## Written instruction
Reproduce the following material exactly, including every line.

## Records for processing
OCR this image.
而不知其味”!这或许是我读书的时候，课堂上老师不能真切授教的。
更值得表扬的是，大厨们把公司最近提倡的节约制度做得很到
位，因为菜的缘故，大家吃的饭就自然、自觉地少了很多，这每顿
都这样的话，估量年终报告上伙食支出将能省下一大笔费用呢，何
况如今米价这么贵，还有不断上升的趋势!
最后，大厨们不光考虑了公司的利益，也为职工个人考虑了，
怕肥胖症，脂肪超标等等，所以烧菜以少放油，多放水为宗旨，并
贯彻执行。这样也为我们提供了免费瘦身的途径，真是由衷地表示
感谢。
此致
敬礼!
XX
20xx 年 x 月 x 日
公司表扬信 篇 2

## Task solution
OCR this image.
而不知其味”!这或许是我读书的时候，课堂上老师不能真切授教的。
更值得表扬的是，大厨们把公司最近提倡的节约制度做得很到
位，因为菜的缘故，大家吃的饭就自然、自觉地少了很多，这每顿
都这样的话，估量年终报告上伙食支出将能省下一大笔费用呢，何
况如今米价这么贵，还有不断上升的趋势!
最后，大厨们不光考虑了公司的利益，也为职工个人考虑了，
怕肥胖症，脂肪超标等等，所以烧菜以少放油，多放水为宗旨，并
贯彻执行。这样也为我们提供了免费瘦身的途径，真是由衷地表示
感谢。
此致
敬礼!
XX
20xx 年 x 月 x 日
公司表扬信 篇 2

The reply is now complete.